--- Input rows ---

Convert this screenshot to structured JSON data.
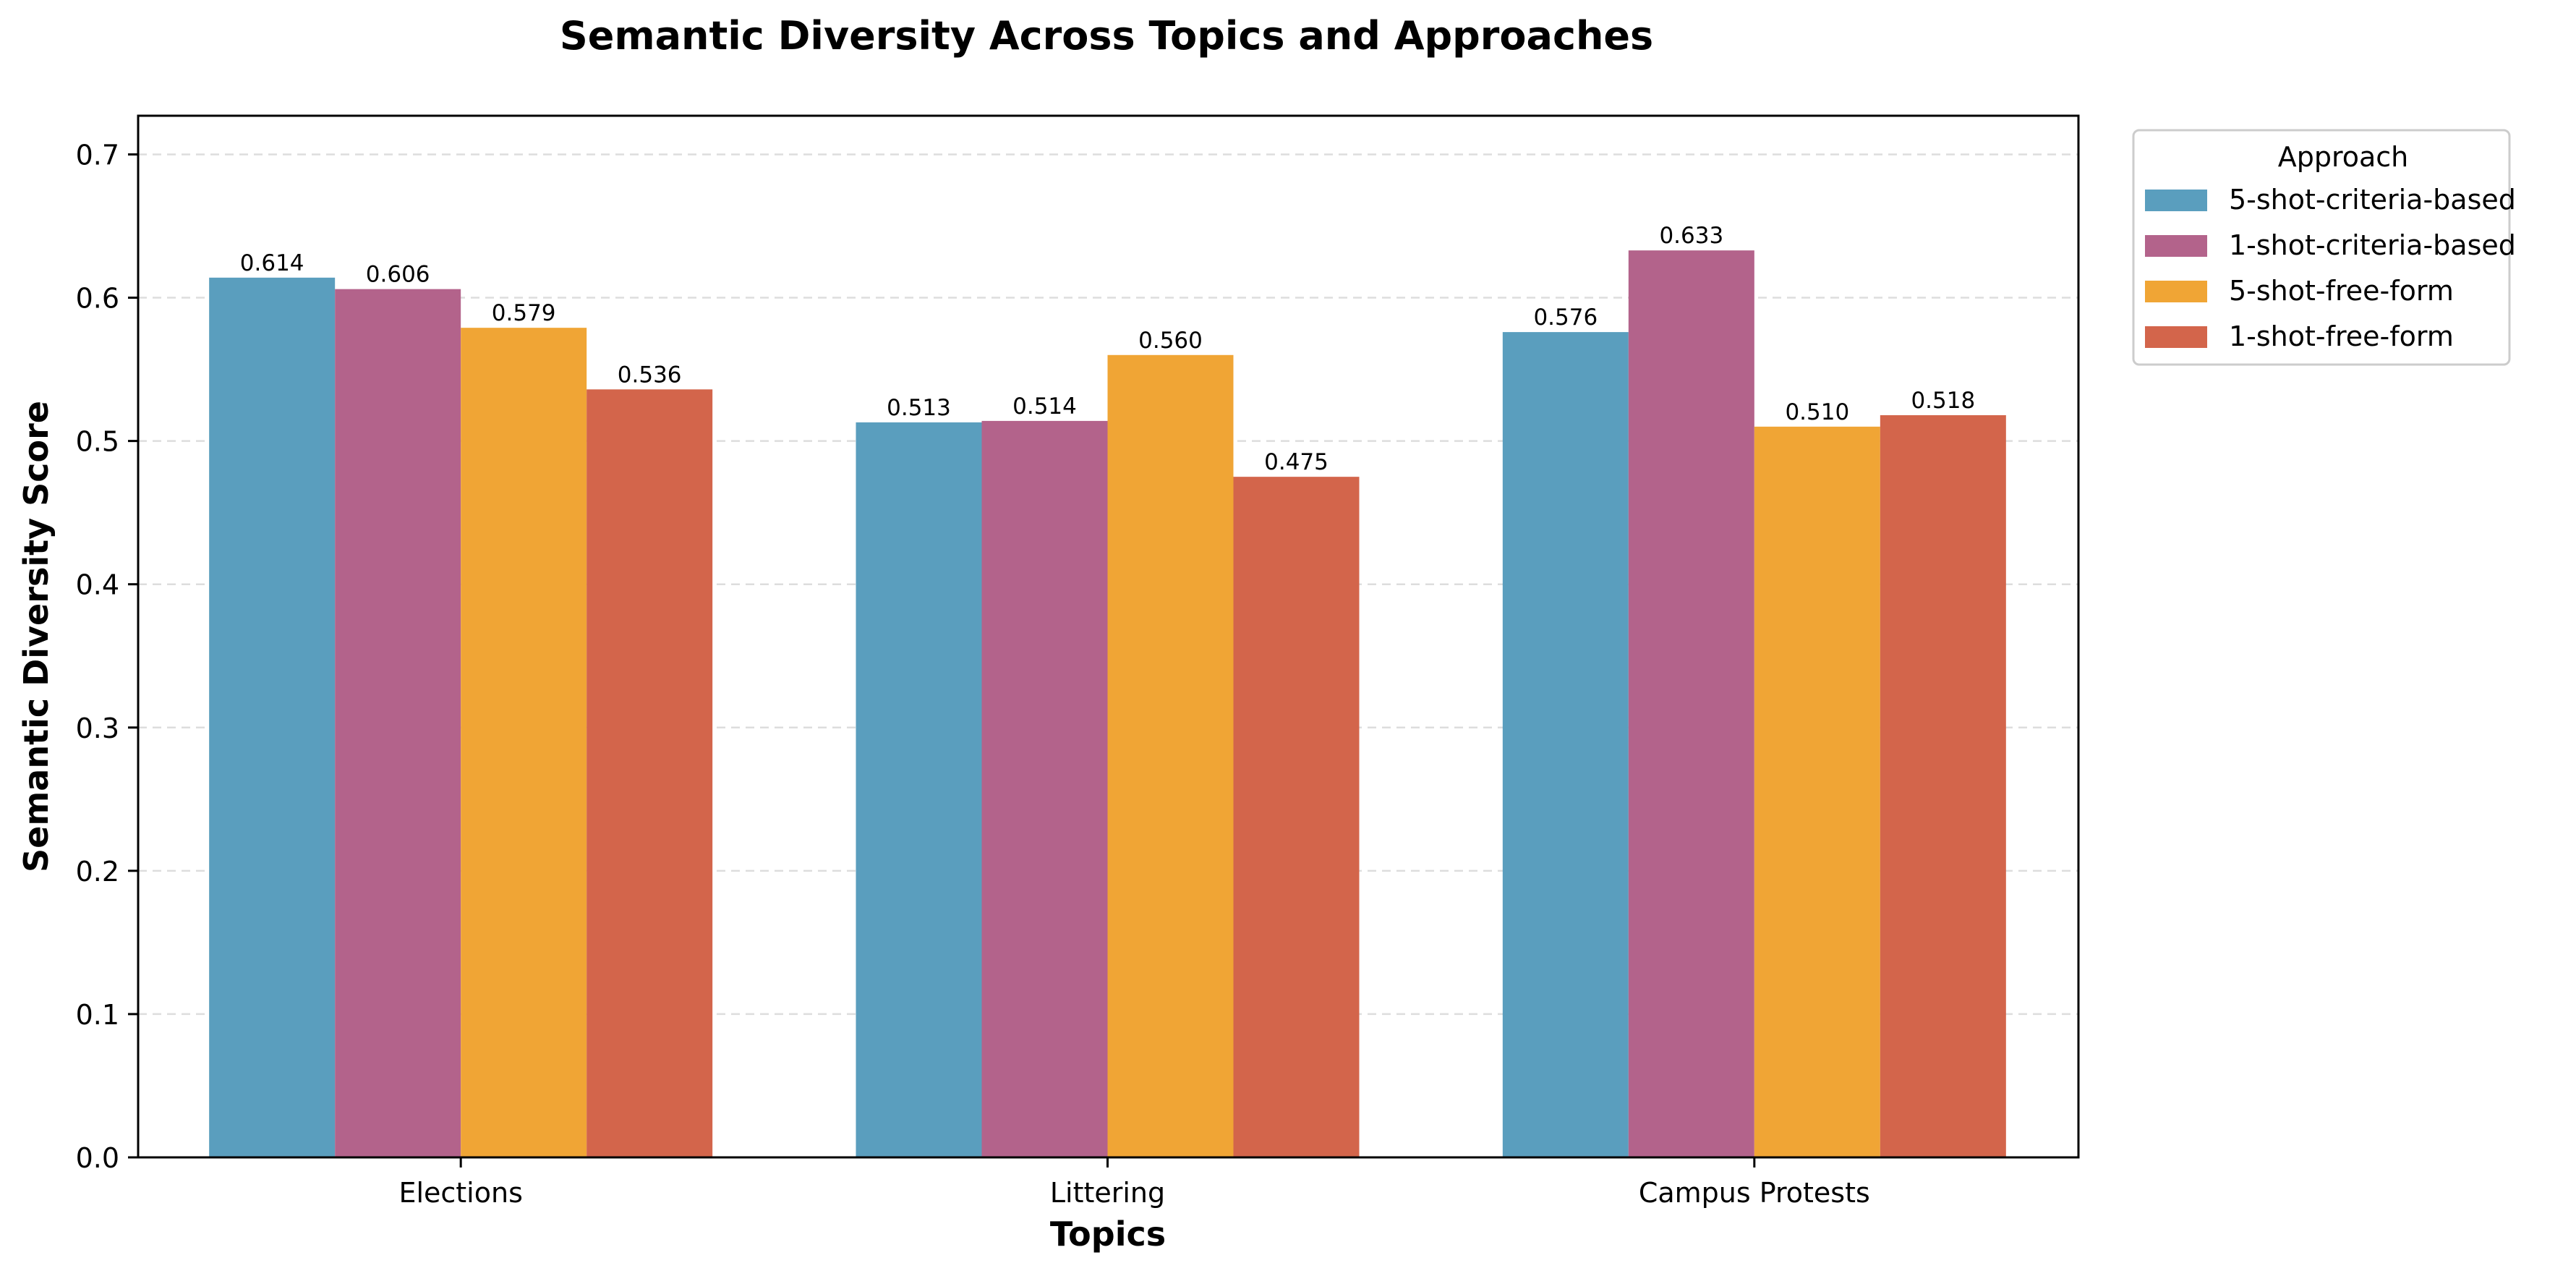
{
  "chart_data": {
    "type": "bar",
    "title": "Semantic Diversity Across Topics and Approaches",
    "xlabel": "Topics",
    "ylabel": "Semantic Diversity Score",
    "categories": [
      "Elections",
      "Littering",
      "Campus Protests"
    ],
    "series": [
      {
        "name": "5-shot-criteria-based",
        "values": [
          0.614,
          0.513,
          0.576
        ],
        "color": "#5A9EBE"
      },
      {
        "name": "1-shot-criteria-based",
        "values": [
          0.606,
          0.514,
          0.633
        ],
        "color": "#B3638B"
      },
      {
        "name": "5-shot-free-form",
        "values": [
          0.579,
          0.56,
          0.51
        ],
        "color": "#F0A535"
      },
      {
        "name": "1-shot-free-form",
        "values": [
          0.536,
          0.475,
          0.518
        ],
        "color": "#D3654B"
      }
    ],
    "data_labels": [
      [
        "0.614",
        "0.513",
        "0.576"
      ],
      [
        "0.606",
        "0.514",
        "0.633"
      ],
      [
        "0.579",
        "0.560",
        "0.510"
      ],
      [
        "0.536",
        "0.475",
        "0.518"
      ]
    ],
    "ylim": [
      0,
      0.727
    ],
    "yticks": [
      "0.0",
      "0.1",
      "0.2",
      "0.3",
      "0.4",
      "0.5",
      "0.6",
      "0.7"
    ],
    "grid": "horizontal dashed",
    "legend": {
      "title": "Approach",
      "placement": "outside right, top"
    }
  }
}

---

• Required task: Return each line with "color".

• Result of this task:
        "color": "#5A9EBE"
        "color": "#B3638B"
        "color": "#F0A535"
        "color": "#D3654B"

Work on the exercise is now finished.